Texto fornecido:
- - - - -

Em 47 anos de carreira, a diretora francesa, Catherine Breillat se consolidou pela vocação de abordar de forma frontal e implacável alguns temas sensíveis, desafiadores e contraditórios envolvendo a sexualidade. O novo projeto, é lançado dez anos após a estreia do último longa-metragem dela até então (“Uma Relação Delicada”). A história retrata um relacionamento conturbado e desigual, marcado por manipulações e cinismo.
A produção é uma releitura de “A Rainha de Copas” de May el-Toukhy, e apesar do texto adaptado de Pascal Bonitzer e da própria Breillat, conservar muito das escolhas narrativas para o desenho das relações dos personagens, isto é, a dinâmica social, que envolve uma advogada especializada em defender jovens, vítimas de abuso sexual e uma família formada. Mas no meio deste cenário, temos um retorno, este alguém não é um homem, tampouco parece um menino. É nesta teia espessa e arenosa, que a cineasta francesa decide realizar a própria costura, resgatando algumas das obsessões apresentadas ao longo das décadas da carreira. Menos interessada nas vicissitudes do jogo da sedução e nas nuances do vínculo amoroso de duas pessoas em condições diametralmente opostas, sociais e etárias, e apesar de não ignorar, o real interesse desta produção parece mesmo o estudo de outro tipo de relação, as de poder.

- - - - -

Desafio 1:
Edite o texto fornecido de "Em 47 anos de" a "manipulações e cinismo.", substituindo "cinismo" por "crueldade".

Extrato de dados:
- - - - -

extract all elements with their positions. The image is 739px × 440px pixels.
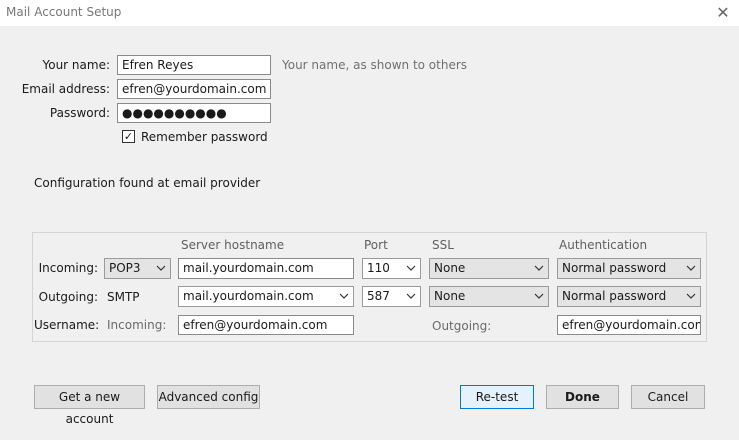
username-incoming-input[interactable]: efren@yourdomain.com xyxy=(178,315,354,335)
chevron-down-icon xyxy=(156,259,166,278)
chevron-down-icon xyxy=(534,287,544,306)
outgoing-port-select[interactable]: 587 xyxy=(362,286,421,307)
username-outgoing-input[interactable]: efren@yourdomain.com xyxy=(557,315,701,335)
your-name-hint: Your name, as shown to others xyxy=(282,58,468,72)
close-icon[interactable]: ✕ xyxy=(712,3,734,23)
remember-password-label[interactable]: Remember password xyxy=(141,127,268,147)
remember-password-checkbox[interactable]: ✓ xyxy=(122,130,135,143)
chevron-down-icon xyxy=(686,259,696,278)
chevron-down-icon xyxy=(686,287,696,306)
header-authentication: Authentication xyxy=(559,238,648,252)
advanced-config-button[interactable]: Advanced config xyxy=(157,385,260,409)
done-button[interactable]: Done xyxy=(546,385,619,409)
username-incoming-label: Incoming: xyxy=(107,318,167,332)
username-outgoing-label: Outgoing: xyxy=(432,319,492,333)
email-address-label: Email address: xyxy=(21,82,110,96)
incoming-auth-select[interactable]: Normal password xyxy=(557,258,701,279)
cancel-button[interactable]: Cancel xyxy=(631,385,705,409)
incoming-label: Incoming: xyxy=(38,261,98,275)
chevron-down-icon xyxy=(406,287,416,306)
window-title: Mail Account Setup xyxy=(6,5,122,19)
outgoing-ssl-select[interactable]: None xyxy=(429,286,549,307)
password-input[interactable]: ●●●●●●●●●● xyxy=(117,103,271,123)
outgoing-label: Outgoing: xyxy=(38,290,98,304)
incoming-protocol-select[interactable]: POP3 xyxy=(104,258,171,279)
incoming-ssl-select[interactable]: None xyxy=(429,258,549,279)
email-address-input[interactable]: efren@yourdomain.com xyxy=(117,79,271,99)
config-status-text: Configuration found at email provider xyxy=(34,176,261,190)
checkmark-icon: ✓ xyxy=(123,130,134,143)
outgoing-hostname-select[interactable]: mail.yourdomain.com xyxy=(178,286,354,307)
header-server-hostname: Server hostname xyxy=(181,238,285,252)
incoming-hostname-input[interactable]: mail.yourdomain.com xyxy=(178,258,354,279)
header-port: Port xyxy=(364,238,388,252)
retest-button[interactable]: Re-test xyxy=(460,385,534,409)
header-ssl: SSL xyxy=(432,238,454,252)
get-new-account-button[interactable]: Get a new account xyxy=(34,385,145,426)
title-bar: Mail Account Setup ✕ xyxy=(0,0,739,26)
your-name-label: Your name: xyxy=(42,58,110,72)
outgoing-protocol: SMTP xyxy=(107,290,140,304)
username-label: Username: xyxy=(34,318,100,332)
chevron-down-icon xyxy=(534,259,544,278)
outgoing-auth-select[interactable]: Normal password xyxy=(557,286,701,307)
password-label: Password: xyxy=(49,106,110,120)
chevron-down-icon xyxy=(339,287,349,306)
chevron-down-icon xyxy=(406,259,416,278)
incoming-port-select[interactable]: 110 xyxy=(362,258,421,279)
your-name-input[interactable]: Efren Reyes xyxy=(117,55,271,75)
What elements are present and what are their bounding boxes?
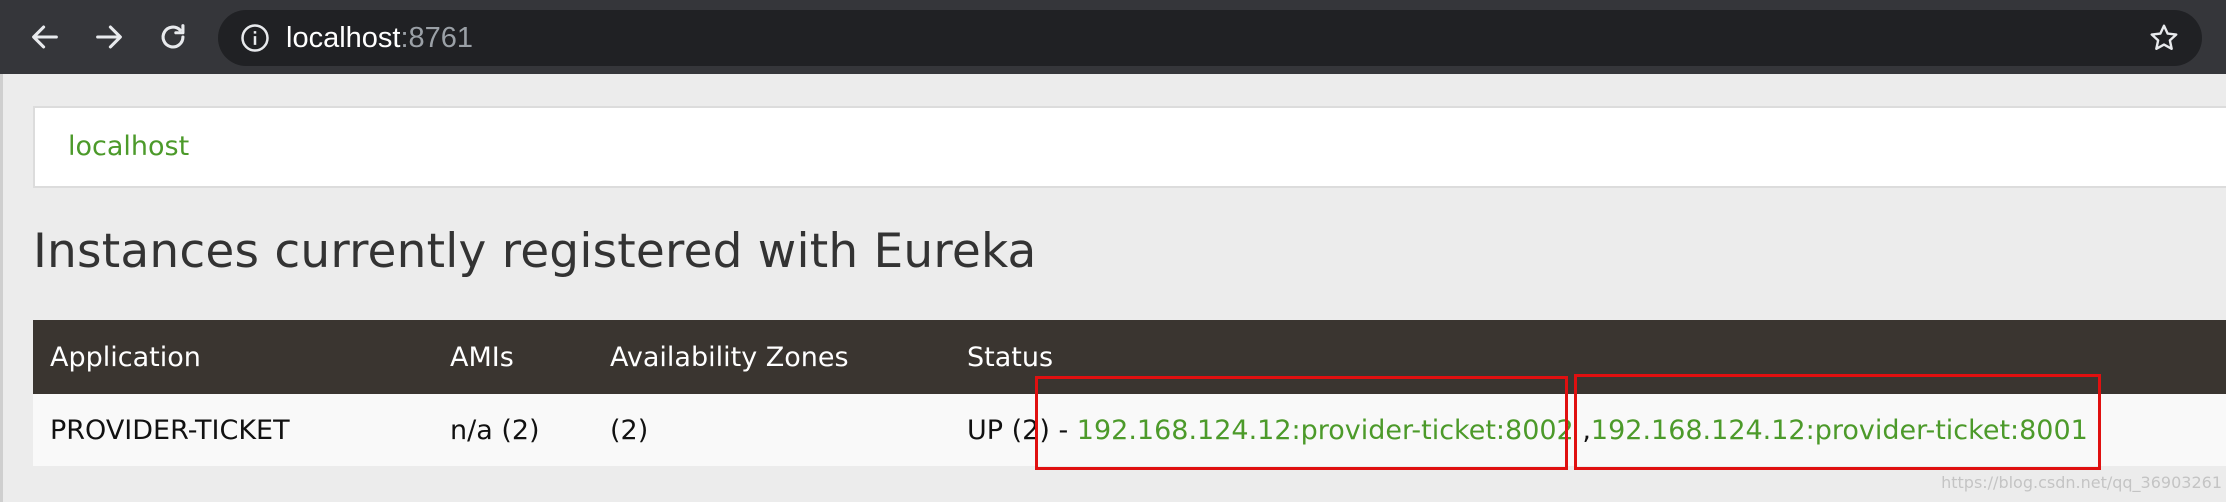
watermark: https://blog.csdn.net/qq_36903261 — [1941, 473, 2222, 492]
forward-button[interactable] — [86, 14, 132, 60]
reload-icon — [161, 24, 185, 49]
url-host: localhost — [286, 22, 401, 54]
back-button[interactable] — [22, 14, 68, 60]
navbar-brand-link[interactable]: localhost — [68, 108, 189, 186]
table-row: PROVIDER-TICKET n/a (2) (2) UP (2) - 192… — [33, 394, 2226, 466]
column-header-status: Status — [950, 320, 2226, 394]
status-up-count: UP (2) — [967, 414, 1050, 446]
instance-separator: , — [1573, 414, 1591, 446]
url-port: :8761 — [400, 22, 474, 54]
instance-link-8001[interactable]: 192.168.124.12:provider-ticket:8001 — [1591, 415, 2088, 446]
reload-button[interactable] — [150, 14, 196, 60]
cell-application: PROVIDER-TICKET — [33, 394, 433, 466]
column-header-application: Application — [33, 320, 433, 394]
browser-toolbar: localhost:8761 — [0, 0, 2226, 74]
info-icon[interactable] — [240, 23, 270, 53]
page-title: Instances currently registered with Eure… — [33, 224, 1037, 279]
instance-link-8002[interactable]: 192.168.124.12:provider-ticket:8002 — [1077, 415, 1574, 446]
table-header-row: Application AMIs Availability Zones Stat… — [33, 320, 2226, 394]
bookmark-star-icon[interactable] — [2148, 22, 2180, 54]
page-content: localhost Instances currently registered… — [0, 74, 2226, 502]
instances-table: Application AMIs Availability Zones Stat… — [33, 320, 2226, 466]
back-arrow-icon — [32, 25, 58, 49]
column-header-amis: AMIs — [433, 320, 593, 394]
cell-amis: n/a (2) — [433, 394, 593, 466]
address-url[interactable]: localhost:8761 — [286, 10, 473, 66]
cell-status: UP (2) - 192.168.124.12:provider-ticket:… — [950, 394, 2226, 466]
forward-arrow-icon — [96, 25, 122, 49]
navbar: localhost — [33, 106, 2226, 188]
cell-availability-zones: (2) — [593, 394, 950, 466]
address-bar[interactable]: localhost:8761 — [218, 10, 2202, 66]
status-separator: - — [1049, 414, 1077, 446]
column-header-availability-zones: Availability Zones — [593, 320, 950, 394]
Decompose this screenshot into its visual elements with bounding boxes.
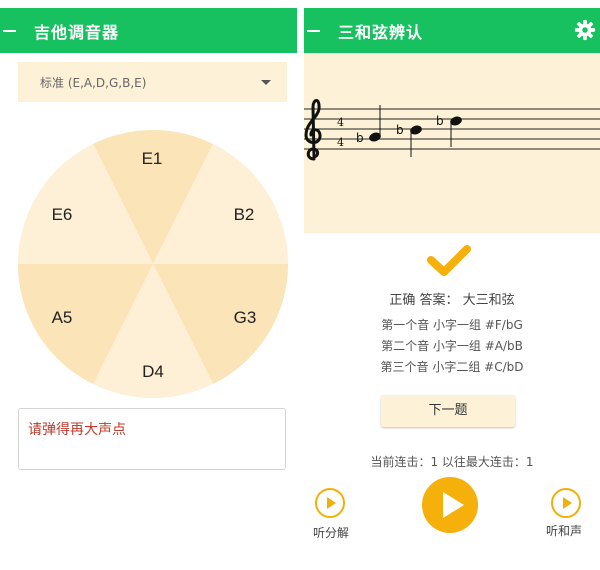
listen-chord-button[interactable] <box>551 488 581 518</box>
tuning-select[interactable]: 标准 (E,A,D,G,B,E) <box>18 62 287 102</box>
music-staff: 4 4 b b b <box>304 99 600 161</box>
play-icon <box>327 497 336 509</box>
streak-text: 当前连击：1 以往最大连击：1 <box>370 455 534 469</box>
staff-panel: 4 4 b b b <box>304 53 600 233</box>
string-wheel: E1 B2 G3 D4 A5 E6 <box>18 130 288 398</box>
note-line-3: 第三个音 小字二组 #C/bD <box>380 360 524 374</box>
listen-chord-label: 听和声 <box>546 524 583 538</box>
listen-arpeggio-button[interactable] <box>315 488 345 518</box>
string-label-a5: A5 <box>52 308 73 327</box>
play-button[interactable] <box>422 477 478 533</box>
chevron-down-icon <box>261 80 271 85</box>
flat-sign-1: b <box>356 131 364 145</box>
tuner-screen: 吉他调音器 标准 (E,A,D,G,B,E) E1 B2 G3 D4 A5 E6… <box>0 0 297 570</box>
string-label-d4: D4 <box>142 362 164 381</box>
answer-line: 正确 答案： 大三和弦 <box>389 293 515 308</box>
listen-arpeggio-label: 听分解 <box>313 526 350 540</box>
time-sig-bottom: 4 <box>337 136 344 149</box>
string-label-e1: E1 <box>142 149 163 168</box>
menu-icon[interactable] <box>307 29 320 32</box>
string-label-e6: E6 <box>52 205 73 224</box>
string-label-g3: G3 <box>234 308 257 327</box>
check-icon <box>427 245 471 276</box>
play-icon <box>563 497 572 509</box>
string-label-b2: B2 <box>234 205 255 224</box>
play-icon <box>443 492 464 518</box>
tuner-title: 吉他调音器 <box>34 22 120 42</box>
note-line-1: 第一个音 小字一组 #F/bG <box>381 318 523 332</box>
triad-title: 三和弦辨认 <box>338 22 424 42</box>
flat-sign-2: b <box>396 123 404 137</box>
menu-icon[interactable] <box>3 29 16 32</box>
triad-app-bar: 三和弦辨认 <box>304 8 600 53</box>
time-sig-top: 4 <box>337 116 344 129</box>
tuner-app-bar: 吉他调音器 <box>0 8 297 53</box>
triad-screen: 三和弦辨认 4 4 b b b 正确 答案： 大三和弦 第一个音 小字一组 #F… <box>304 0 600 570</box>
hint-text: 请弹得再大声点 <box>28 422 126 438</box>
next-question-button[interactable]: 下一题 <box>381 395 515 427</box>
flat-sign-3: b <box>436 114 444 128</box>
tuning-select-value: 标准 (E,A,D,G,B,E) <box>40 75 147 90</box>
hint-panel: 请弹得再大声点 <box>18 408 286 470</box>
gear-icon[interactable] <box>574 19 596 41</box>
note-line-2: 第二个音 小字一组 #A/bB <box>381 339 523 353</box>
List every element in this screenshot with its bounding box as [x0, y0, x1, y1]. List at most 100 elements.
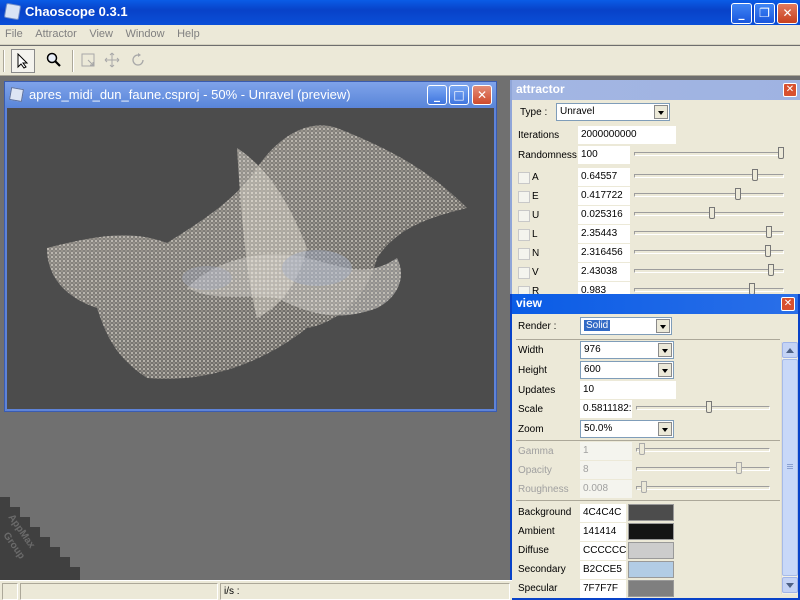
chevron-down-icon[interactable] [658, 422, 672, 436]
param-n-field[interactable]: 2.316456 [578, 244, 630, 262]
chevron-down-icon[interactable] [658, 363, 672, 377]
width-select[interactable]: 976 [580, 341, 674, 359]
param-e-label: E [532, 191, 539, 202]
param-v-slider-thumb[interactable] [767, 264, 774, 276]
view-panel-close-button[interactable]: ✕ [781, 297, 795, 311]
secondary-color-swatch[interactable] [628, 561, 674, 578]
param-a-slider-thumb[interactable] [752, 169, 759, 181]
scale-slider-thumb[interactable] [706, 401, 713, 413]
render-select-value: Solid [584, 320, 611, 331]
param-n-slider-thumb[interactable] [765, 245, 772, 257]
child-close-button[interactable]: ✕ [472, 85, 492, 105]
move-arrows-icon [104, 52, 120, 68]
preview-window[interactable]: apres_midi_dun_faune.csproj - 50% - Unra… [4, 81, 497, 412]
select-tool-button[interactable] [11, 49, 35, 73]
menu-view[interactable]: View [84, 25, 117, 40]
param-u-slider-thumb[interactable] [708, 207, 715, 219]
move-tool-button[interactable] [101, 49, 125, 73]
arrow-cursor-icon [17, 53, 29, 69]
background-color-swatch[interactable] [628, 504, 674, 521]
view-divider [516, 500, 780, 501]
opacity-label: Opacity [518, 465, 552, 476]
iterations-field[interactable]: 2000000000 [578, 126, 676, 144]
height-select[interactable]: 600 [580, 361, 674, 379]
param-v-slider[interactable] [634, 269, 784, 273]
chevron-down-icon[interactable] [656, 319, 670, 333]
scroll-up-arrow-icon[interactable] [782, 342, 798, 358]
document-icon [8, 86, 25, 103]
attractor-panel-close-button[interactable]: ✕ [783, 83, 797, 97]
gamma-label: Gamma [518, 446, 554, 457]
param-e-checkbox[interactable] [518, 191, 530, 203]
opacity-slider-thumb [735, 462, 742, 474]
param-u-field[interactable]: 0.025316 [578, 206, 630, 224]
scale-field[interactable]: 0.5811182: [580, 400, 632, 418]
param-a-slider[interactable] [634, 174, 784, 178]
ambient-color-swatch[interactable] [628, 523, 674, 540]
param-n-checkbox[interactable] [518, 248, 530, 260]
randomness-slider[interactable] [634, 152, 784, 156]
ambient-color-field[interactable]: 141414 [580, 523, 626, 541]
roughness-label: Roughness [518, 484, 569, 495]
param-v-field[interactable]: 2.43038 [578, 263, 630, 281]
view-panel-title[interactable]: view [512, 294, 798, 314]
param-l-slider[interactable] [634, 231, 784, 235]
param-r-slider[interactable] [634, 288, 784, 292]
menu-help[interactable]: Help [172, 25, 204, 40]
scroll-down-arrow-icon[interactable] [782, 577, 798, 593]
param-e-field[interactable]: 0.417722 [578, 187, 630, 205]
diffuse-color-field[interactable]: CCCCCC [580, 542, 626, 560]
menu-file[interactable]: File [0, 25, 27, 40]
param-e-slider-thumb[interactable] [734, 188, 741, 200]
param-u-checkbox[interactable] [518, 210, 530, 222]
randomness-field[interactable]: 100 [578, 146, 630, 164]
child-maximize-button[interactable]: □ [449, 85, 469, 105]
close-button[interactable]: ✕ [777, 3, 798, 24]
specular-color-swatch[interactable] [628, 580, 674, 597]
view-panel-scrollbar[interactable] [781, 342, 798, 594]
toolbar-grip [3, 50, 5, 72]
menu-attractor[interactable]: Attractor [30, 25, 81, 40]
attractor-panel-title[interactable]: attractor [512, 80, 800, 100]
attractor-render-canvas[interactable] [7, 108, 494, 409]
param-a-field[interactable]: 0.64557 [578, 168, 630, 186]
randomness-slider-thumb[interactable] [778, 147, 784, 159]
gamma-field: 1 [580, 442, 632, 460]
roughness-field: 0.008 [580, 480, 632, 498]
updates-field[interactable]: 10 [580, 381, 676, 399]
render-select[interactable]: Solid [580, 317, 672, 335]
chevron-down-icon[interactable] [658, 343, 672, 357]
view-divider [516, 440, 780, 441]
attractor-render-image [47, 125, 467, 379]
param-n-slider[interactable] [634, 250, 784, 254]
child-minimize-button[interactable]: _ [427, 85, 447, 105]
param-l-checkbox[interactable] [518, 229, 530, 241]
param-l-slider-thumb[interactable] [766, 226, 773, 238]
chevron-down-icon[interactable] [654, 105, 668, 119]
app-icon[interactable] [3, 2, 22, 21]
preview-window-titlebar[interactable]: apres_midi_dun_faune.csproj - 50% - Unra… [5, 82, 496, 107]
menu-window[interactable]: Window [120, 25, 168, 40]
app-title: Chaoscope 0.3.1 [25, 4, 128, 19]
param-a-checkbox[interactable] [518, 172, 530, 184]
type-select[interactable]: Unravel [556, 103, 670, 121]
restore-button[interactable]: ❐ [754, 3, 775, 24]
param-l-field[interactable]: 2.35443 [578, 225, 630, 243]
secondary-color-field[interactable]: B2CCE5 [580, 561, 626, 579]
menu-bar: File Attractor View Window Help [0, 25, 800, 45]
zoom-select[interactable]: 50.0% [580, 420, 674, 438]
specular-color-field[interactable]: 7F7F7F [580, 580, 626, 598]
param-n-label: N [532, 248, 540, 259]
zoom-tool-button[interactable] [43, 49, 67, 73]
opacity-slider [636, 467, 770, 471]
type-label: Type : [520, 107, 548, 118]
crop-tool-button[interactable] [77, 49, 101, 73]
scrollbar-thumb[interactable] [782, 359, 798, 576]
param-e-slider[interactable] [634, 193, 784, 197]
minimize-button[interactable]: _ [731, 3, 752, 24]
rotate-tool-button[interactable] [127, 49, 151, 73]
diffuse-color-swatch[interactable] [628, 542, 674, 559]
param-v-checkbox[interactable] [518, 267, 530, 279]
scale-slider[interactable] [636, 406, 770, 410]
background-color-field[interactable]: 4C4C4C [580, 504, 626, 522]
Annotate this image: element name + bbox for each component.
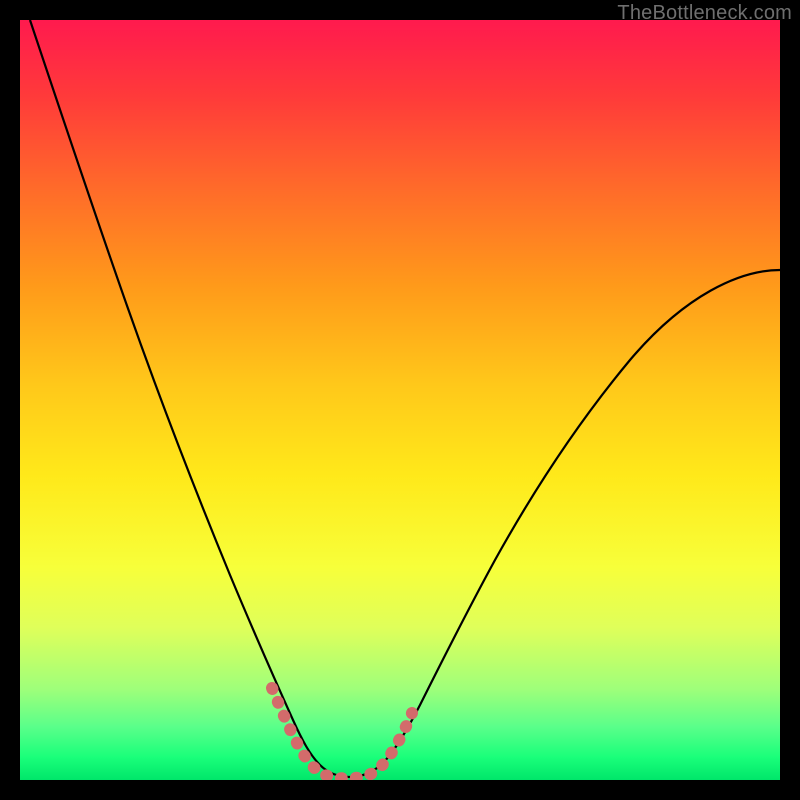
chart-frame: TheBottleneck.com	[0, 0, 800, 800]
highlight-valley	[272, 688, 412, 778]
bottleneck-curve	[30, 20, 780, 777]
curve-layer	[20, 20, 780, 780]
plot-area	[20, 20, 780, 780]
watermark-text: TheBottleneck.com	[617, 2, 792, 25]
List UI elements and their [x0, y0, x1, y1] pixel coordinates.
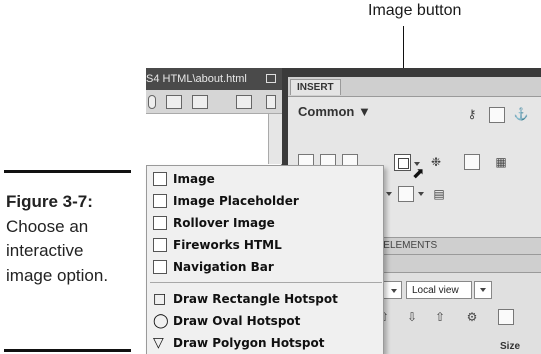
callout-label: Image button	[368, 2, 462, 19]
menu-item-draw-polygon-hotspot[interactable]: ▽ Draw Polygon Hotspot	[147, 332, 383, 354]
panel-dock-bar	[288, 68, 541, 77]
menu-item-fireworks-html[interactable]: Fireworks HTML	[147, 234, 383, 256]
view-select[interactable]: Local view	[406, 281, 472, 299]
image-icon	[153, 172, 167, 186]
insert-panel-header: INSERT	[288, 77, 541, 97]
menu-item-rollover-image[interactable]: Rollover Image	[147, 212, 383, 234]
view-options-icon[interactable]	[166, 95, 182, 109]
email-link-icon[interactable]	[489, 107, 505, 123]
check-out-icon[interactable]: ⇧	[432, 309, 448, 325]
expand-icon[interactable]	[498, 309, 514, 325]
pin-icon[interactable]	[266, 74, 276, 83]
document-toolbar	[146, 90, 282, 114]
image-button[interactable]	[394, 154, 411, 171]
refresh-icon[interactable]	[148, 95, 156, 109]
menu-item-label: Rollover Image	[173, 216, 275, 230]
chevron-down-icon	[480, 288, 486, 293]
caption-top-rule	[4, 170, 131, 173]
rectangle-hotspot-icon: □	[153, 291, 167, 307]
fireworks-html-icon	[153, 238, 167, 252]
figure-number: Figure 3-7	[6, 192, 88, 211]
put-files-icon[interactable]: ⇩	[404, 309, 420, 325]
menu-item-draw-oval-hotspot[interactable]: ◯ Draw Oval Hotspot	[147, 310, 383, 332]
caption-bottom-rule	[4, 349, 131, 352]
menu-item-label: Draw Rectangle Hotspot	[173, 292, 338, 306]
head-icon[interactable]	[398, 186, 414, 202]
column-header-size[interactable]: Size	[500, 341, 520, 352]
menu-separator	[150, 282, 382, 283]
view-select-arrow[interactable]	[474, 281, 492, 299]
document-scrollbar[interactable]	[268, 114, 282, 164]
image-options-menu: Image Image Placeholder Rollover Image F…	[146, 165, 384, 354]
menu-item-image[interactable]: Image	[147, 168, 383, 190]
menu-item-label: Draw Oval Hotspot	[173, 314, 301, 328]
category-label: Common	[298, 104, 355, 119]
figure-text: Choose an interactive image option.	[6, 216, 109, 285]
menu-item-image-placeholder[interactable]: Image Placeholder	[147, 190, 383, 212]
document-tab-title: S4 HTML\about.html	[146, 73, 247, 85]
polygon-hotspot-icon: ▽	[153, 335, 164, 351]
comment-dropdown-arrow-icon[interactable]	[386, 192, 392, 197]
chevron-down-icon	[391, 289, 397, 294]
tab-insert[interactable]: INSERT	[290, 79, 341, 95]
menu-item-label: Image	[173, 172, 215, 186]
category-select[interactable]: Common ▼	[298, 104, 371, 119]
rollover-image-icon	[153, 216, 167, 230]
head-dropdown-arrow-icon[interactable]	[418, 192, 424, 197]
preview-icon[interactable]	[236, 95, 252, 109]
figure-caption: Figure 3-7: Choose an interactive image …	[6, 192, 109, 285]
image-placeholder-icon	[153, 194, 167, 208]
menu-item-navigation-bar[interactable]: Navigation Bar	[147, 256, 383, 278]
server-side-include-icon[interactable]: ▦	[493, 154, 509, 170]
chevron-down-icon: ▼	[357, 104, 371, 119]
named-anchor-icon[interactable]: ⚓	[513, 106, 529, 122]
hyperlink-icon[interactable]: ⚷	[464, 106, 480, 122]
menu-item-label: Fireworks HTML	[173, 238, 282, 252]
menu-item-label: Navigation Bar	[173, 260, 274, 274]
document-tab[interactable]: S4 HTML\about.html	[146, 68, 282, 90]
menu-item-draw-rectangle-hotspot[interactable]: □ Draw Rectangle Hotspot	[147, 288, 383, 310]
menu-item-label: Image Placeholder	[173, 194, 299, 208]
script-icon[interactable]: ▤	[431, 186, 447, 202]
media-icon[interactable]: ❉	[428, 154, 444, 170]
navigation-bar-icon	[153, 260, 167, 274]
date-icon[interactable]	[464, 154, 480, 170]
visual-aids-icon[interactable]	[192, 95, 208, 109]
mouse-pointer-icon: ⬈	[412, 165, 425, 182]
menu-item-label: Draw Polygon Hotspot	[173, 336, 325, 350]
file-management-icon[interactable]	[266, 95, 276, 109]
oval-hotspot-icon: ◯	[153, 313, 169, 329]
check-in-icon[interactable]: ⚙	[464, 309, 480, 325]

- - - - -

Desafio 2:
Reproduza, sem nenhuma alteração, as linhas dos registros que vão da linha com "0, 800, 800]" até a linha com "2, 792, 25]", incluindo essas duas.

Resultado do exercício 1:
Em 47 anos de carreira, a diretora francesa, Catherine Breillat se consolidou pela vocação de abordar de forma frontal e implacável alguns temas sensíveis, desafiadores e contraditórios envolvendo a sexualidade. O novo projeto, é lançado dez anos após a estreia do último longa-metragem dela até então (“Uma Relação Delicada”). A história retrata um relacionamento conturbado e desigual, marcado por manipulações e crueldade.

Resultado do exercício 2:
chart-frame: TheBottleneck.com	[0, 0, 800, 800]
highlight-valley	[272, 688, 412, 778]
bottleneck-curve	[30, 20, 780, 777]
curve-layer	[20, 20, 780, 780]
plot-area	[20, 20, 780, 780]
watermark-text: TheBottleneck.com	[617, 2, 792, 25]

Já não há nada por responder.